[BEGIN Record excerpts]

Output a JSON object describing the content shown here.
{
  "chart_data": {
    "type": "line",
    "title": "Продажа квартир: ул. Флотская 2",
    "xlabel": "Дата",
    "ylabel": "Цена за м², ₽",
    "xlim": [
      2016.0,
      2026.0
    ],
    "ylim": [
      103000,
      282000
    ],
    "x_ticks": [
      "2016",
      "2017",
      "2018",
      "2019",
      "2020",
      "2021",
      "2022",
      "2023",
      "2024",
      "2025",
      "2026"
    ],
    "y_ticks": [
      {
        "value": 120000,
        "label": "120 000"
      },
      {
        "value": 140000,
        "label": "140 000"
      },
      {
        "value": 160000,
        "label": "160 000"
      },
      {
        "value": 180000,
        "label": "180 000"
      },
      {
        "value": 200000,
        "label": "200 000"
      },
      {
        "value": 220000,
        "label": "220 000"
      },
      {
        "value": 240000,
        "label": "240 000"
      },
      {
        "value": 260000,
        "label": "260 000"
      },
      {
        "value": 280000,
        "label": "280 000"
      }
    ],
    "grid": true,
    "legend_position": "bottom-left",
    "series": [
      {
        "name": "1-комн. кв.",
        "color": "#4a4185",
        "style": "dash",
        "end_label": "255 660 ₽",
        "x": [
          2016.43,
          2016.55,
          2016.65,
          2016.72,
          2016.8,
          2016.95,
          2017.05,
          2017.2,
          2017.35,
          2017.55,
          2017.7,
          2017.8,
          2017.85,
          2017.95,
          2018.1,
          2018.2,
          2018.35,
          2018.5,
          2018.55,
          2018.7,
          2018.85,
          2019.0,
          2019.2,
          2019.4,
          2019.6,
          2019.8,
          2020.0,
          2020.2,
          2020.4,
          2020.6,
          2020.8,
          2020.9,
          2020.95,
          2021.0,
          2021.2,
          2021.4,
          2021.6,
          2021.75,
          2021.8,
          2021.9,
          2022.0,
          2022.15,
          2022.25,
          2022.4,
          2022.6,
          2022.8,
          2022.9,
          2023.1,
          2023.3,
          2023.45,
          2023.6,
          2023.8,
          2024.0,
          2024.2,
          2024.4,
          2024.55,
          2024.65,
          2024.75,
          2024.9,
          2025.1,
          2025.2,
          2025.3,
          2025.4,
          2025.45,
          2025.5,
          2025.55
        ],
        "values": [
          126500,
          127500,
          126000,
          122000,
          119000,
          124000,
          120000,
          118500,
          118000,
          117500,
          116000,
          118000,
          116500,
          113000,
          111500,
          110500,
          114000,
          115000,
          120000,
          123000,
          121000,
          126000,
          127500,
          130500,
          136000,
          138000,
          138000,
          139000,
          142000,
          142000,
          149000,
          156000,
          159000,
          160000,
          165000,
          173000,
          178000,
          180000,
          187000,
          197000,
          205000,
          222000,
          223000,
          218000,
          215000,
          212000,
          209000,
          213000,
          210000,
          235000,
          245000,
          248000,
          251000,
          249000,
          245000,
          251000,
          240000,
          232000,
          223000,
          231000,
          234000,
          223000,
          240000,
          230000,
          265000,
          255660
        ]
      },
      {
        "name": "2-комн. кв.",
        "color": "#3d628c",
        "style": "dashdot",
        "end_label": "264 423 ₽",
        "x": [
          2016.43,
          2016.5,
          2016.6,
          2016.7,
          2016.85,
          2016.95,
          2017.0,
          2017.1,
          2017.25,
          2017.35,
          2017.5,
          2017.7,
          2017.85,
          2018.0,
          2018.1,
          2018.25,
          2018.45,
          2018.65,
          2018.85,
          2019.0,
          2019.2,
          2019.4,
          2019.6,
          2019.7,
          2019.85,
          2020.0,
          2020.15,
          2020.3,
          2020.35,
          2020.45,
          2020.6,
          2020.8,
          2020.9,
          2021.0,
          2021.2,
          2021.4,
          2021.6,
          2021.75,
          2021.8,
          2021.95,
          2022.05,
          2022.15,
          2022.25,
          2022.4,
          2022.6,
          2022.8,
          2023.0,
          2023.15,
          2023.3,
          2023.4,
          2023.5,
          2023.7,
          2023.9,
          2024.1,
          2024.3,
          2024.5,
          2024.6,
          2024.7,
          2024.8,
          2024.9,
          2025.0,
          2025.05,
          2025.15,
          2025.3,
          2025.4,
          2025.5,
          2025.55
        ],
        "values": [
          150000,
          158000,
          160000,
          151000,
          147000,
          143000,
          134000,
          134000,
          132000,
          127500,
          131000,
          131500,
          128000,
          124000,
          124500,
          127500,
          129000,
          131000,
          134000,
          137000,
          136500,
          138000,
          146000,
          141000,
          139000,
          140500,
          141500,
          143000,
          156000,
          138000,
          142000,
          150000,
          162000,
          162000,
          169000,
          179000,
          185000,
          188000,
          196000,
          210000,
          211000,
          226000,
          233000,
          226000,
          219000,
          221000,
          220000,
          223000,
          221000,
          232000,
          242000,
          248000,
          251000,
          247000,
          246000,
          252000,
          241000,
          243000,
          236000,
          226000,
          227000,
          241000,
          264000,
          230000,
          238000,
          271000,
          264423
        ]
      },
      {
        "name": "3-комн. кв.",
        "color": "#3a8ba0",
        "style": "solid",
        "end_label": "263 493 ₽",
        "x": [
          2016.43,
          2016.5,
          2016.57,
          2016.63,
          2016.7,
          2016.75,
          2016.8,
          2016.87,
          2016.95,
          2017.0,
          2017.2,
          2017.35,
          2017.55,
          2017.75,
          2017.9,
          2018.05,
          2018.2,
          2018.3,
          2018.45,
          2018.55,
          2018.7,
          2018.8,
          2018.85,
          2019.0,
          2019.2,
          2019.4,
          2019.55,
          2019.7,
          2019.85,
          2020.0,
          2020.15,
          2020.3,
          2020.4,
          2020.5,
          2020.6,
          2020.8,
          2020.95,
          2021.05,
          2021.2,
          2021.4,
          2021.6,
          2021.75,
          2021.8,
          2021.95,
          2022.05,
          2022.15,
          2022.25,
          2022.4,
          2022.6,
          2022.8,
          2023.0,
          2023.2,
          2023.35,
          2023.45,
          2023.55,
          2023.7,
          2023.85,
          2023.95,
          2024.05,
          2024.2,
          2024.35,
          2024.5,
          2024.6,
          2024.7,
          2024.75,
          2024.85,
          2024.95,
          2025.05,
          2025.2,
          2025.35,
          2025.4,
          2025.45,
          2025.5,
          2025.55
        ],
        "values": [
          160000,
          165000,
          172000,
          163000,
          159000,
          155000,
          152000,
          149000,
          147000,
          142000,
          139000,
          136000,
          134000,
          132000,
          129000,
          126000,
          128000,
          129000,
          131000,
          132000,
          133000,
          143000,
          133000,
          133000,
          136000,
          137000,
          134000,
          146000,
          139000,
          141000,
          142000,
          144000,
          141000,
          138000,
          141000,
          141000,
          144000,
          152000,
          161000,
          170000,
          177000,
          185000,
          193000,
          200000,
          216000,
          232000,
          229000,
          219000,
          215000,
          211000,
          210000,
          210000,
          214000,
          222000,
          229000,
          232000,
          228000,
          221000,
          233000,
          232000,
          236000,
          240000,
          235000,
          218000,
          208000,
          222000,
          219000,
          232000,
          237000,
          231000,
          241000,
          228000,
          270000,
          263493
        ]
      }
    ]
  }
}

[END Record excerpts]

Exercise prompt -
Select every line above that contains the word "style", and copy it.

Response -
        "style": "dash",
        "style": "dashdot",
        "style": "solid",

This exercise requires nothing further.